* Begin Material shown *
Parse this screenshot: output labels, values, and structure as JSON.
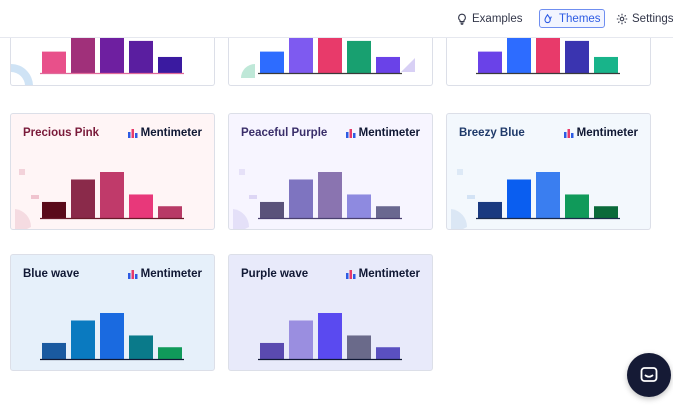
{
  "nav": {
    "examples_label": "Examples",
    "themes_label": "Themes",
    "settings_label": "Settings"
  },
  "brand_label": "Mentimeter",
  "colors": {
    "active_accent": "#2d5be3",
    "chat_button": "#151a35"
  },
  "themes": [
    {
      "id": "partial-1",
      "name": "",
      "bg": "#ffffff",
      "name_color": "#101834",
      "base_color": "#e06a9a",
      "bar_values": [
        2,
        6,
        6,
        3,
        1.5
      ],
      "bar_colors": [
        "#e8508a",
        "#a0307a",
        "#6e1fa0",
        "#5a1ea0",
        "#3a1aa0"
      ],
      "partial": true
    },
    {
      "id": "partial-2",
      "name": "",
      "bg": "#ffffff",
      "name_color": "#101834",
      "base_color": "#3a3a3a",
      "bar_values": [
        2,
        6,
        6,
        3,
        1.5
      ],
      "bar_colors": [
        "#2d6cff",
        "#7e5af0",
        "#e83a6a",
        "#18a070",
        "#6a42e8"
      ],
      "partial": true
    },
    {
      "id": "partial-3",
      "name": "",
      "bg": "#ffffff",
      "name_color": "#101834",
      "base_color": "#3a3a3a",
      "bar_values": [
        2,
        5.5,
        5.5,
        3,
        1.5
      ],
      "bar_colors": [
        "#6a42e8",
        "#2d6cff",
        "#e83a6a",
        "#3a34b0",
        "#18b48a"
      ],
      "partial": true
    },
    {
      "id": "precious-pink",
      "name": "Precious Pink",
      "bg": "#fff5f6",
      "name_color": "#7a1a3a",
      "base_color": "#6a1a2a",
      "bar_values": [
        1.5,
        3.6,
        4.3,
        2.2,
        1.1
      ],
      "bar_colors": [
        "#5a0a1a",
        "#8a2a4a",
        "#c03a6a",
        "#e8387a",
        "#b83a66"
      ]
    },
    {
      "id": "peaceful-purple",
      "name": "Peaceful Purple",
      "bg": "#f7f5ff",
      "name_color": "#3a2e6a",
      "base_color": "#4a4070",
      "bar_values": [
        1.5,
        3.6,
        4.3,
        2.2,
        1.1
      ],
      "bar_colors": [
        "#5a527a",
        "#7e74c0",
        "#8a74b0",
        "#8e8ae0",
        "#6a6890"
      ]
    },
    {
      "id": "breezy-blue",
      "name": "Breezy Blue",
      "bg": "#f3f8fd",
      "name_color": "#1f3a6a",
      "base_color": "#1a2a4a",
      "bar_values": [
        1.5,
        3.6,
        4.3,
        2.2,
        1.1
      ],
      "bar_colors": [
        "#1a3a80",
        "#0a5ef0",
        "#3a7ef0",
        "#109a5a",
        "#0a6a3a"
      ]
    },
    {
      "id": "blue-wave",
      "name": "Blue wave",
      "bg": "#e6f0fa",
      "name_color": "#101834",
      "base_color": "#101834",
      "bar_values": [
        1.5,
        3.6,
        4.3,
        2.2,
        1.1
      ],
      "bar_colors": [
        "#1a5aa0",
        "#0a7ac0",
        "#1a6ae0",
        "#0a7a8a",
        "#109a5a"
      ]
    },
    {
      "id": "purple-wave",
      "name": "Purple wave",
      "bg": "#e8eafa",
      "name_color": "#101834",
      "base_color": "#101834",
      "bar_values": [
        1.5,
        3.6,
        4.3,
        2.2,
        1.1
      ],
      "bar_colors": [
        "#5a4ab0",
        "#9a8ee0",
        "#5a4af0",
        "#6a6a8a",
        "#5a50c0"
      ]
    }
  ]
}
* End Material shown *
• **Task objective**
What is needed is an exact reproduction of the data, pictures excluded.

• **Solution for this task**
Parse this screenshot: output labels, values, and structure as JSON.
{
  "nav": {
    "examples_label": "Examples",
    "themes_label": "Themes",
    "settings_label": "Settings"
  },
  "brand_label": "Mentimeter",
  "colors": {
    "active_accent": "#2d5be3",
    "chat_button": "#151a35"
  },
  "themes": [
    {
      "id": "partial-1",
      "name": "",
      "bg": "#ffffff",
      "name_color": "#101834",
      "base_color": "#e06a9a",
      "bar_values": [
        2,
        6,
        6,
        3,
        1.5
      ],
      "bar_colors": [
        "#e8508a",
        "#a0307a",
        "#6e1fa0",
        "#5a1ea0",
        "#3a1aa0"
      ],
      "partial": true
    },
    {
      "id": "partial-2",
      "name": "",
      "bg": "#ffffff",
      "name_color": "#101834",
      "base_color": "#3a3a3a",
      "bar_values": [
        2,
        6,
        6,
        3,
        1.5
      ],
      "bar_colors": [
        "#2d6cff",
        "#7e5af0",
        "#e83a6a",
        "#18a070",
        "#6a42e8"
      ],
      "partial": true
    },
    {
      "id": "partial-3",
      "name": "",
      "bg": "#ffffff",
      "name_color": "#101834",
      "base_color": "#3a3a3a",
      "bar_values": [
        2,
        5.5,
        5.5,
        3,
        1.5
      ],
      "bar_colors": [
        "#6a42e8",
        "#2d6cff",
        "#e83a6a",
        "#3a34b0",
        "#18b48a"
      ],
      "partial": true
    },
    {
      "id": "precious-pink",
      "name": "Precious Pink",
      "bg": "#fff5f6",
      "name_color": "#7a1a3a",
      "base_color": "#6a1a2a",
      "bar_values": [
        1.5,
        3.6,
        4.3,
        2.2,
        1.1
      ],
      "bar_colors": [
        "#5a0a1a",
        "#8a2a4a",
        "#c03a6a",
        "#e8387a",
        "#b83a66"
      ]
    },
    {
      "id": "peaceful-purple",
      "name": "Peaceful Purple",
      "bg": "#f7f5ff",
      "name_color": "#3a2e6a",
      "base_color": "#4a4070",
      "bar_values": [
        1.5,
        3.6,
        4.3,
        2.2,
        1.1
      ],
      "bar_colors": [
        "#5a527a",
        "#7e74c0",
        "#8a74b0",
        "#8e8ae0",
        "#6a6890"
      ]
    },
    {
      "id": "breezy-blue",
      "name": "Breezy Blue",
      "bg": "#f3f8fd",
      "name_color": "#1f3a6a",
      "base_color": "#1a2a4a",
      "bar_values": [
        1.5,
        3.6,
        4.3,
        2.2,
        1.1
      ],
      "bar_colors": [
        "#1a3a80",
        "#0a5ef0",
        "#3a7ef0",
        "#109a5a",
        "#0a6a3a"
      ]
    },
    {
      "id": "blue-wave",
      "name": "Blue wave",
      "bg": "#e6f0fa",
      "name_color": "#101834",
      "base_color": "#101834",
      "bar_values": [
        1.5,
        3.6,
        4.3,
        2.2,
        1.1
      ],
      "bar_colors": [
        "#1a5aa0",
        "#0a7ac0",
        "#1a6ae0",
        "#0a7a8a",
        "#109a5a"
      ]
    },
    {
      "id": "purple-wave",
      "name": "Purple wave",
      "bg": "#e8eafa",
      "name_color": "#101834",
      "base_color": "#101834",
      "bar_values": [
        1.5,
        3.6,
        4.3,
        2.2,
        1.1
      ],
      "bar_colors": [
        "#5a4ab0",
        "#9a8ee0",
        "#5a4af0",
        "#6a6a8a",
        "#5a50c0"
      ]
    }
  ]
}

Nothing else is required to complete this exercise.